Copy out all lines in the data below containing the string "Inner".

━━ Data rows

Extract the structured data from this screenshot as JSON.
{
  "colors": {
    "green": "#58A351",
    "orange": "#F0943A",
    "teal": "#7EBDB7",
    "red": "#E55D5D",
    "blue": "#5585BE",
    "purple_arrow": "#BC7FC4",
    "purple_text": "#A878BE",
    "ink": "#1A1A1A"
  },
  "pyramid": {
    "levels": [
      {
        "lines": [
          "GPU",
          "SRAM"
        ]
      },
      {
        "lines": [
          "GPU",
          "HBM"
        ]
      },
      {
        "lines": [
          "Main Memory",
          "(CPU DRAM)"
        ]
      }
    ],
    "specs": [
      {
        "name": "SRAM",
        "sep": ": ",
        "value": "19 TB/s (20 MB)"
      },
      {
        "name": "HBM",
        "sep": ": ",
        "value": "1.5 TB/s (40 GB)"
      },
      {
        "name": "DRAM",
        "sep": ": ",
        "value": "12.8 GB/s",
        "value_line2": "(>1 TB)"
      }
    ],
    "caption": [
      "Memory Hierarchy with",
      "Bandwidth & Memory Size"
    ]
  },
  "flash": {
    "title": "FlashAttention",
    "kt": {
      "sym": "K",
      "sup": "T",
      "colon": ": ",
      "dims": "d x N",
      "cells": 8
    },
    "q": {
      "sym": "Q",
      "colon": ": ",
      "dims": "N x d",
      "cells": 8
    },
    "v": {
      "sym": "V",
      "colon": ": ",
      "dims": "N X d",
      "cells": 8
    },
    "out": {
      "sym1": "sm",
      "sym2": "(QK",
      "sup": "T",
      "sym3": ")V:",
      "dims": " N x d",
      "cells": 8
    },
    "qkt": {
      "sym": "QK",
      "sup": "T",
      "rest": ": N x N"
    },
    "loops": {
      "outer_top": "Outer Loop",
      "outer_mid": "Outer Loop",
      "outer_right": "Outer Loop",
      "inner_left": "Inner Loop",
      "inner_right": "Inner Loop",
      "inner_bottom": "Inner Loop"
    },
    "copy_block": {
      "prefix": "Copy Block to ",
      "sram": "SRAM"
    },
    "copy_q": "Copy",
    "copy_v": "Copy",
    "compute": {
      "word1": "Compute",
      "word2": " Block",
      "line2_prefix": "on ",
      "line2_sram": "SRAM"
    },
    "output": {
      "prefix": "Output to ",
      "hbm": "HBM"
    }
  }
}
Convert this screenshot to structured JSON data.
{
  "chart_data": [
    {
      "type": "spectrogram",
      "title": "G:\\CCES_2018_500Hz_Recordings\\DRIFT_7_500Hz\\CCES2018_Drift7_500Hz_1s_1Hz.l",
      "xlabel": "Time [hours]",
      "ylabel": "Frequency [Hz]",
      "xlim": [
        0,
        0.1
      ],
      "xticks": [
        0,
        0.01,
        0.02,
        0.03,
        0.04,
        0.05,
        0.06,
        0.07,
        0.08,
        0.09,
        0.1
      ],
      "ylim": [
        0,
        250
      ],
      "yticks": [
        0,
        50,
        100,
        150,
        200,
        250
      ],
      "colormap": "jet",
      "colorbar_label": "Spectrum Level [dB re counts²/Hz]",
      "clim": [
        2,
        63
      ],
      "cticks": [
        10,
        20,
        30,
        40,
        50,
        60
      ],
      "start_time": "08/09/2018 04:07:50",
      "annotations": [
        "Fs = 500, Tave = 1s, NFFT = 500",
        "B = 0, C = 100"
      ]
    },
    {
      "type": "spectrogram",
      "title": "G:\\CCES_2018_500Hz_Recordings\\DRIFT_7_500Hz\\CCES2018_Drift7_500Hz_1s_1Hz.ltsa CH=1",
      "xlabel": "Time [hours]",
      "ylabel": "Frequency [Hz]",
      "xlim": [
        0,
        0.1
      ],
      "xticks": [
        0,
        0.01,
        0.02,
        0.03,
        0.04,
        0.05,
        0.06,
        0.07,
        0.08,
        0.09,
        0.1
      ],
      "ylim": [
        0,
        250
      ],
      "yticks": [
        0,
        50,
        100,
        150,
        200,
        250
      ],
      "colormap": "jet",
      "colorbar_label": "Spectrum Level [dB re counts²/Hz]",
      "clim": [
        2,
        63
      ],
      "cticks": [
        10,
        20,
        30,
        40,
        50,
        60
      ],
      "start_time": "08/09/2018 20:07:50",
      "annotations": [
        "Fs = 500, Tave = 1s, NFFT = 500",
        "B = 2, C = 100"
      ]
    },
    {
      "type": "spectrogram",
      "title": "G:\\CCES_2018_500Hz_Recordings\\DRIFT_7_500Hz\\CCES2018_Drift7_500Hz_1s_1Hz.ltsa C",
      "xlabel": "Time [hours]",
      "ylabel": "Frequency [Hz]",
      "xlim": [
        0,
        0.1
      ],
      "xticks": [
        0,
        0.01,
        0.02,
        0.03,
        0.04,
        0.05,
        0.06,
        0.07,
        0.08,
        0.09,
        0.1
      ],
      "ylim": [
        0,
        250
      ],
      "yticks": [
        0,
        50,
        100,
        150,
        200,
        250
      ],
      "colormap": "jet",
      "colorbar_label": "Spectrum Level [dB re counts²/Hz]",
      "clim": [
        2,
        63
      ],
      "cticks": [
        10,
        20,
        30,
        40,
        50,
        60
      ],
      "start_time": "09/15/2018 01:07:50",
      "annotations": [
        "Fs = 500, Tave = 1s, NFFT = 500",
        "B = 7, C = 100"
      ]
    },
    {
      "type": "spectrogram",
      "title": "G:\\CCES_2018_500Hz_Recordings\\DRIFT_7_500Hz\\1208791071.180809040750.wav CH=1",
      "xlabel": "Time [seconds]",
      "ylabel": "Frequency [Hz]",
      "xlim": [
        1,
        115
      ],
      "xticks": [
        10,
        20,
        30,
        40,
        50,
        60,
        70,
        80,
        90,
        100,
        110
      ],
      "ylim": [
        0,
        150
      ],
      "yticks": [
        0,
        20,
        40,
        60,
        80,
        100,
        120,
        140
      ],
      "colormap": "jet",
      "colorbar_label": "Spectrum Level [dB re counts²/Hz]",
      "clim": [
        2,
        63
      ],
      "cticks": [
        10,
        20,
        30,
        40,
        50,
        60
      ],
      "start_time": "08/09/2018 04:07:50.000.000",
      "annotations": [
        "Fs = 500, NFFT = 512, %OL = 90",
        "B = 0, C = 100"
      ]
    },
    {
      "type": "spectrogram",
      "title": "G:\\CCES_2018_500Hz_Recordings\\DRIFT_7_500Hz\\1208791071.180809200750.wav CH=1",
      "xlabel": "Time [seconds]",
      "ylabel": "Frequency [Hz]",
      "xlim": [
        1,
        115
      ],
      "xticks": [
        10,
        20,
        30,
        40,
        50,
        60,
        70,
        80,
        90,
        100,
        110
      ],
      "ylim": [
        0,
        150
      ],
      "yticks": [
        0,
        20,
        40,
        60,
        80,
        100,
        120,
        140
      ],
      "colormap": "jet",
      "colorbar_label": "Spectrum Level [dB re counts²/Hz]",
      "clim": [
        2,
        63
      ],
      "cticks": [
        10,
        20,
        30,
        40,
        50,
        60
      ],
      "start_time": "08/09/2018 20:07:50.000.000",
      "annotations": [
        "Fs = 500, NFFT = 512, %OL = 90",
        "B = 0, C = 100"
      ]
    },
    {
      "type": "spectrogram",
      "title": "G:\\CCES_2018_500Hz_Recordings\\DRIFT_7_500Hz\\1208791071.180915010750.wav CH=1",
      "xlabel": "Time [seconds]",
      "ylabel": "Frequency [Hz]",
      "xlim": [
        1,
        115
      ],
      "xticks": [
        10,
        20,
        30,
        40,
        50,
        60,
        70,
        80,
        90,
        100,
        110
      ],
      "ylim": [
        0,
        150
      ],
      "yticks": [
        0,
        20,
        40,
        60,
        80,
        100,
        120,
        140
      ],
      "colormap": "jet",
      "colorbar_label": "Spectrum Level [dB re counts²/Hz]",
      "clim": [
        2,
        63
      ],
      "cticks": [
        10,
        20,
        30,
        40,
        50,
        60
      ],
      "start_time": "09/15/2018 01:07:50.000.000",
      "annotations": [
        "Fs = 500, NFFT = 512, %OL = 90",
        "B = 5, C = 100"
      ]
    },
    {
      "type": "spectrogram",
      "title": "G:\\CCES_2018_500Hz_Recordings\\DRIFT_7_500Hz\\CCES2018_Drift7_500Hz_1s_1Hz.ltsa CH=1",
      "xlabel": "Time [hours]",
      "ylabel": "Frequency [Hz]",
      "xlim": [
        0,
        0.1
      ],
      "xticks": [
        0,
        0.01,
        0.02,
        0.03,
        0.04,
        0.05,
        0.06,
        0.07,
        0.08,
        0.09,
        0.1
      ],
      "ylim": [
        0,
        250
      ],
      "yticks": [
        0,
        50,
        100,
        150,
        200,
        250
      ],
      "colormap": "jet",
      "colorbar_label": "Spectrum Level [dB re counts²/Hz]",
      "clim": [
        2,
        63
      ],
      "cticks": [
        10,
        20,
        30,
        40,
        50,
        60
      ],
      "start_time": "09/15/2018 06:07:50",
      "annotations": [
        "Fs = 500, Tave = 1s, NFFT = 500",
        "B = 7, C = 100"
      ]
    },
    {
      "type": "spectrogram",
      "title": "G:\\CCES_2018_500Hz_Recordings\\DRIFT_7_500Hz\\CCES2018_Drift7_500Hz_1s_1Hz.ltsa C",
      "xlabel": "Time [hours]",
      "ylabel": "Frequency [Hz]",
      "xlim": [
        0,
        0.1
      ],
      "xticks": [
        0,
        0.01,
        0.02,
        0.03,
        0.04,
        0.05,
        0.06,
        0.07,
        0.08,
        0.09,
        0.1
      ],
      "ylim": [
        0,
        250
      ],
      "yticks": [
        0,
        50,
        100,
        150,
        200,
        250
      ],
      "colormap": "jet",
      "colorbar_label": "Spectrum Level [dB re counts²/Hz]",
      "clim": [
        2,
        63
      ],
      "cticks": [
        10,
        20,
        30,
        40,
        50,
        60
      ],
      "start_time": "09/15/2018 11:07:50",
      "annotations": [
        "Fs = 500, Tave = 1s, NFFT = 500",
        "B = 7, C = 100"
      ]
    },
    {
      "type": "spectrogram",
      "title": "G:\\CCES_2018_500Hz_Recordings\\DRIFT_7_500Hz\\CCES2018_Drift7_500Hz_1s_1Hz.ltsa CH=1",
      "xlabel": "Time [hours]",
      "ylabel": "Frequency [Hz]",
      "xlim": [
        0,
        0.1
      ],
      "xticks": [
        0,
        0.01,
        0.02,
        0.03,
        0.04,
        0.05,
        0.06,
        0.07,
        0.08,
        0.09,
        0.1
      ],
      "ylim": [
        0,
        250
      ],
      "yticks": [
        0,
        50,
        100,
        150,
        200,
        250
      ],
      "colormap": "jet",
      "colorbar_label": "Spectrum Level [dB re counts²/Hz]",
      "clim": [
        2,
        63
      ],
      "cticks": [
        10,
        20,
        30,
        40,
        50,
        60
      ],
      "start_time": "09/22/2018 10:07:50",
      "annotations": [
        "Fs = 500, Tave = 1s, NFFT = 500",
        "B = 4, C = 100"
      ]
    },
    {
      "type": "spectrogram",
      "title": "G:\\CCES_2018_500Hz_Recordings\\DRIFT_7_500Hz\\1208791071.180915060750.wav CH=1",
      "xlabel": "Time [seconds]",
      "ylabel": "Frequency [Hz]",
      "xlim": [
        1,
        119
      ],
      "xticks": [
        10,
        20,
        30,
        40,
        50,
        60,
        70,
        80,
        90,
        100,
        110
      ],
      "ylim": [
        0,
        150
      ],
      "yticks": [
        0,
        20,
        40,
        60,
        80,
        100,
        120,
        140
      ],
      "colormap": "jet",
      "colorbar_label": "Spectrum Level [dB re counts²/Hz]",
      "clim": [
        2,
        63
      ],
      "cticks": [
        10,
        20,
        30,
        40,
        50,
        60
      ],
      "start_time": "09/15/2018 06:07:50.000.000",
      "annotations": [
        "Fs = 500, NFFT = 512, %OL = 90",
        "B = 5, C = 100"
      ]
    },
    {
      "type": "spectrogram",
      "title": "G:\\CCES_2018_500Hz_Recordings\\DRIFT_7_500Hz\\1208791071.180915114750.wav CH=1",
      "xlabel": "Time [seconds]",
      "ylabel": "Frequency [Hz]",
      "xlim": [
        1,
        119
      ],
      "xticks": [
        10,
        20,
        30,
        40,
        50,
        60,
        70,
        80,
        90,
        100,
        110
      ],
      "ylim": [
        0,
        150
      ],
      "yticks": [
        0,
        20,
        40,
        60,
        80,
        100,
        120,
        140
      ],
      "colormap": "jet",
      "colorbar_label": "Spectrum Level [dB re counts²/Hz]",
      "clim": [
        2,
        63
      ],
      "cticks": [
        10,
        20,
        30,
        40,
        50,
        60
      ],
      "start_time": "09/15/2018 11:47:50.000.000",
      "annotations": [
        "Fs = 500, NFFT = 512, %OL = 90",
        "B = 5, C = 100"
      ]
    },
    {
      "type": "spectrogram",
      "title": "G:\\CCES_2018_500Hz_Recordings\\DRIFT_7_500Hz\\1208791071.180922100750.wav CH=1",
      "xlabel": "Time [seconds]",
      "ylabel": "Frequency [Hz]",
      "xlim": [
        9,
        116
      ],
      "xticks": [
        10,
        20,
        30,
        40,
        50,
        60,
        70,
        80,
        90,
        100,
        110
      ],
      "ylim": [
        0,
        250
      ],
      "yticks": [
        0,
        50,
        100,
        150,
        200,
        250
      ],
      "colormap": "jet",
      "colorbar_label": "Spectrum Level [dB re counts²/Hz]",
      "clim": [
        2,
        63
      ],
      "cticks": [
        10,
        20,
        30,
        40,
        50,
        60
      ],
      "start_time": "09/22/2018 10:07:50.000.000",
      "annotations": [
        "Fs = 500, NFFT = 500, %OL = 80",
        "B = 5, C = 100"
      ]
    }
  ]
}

━━━━

» Solution to this task:
      "inner_left": "Inner Loop",
      "inner_right": "Inner Loop",
      "inner_bottom": "Inner Loop"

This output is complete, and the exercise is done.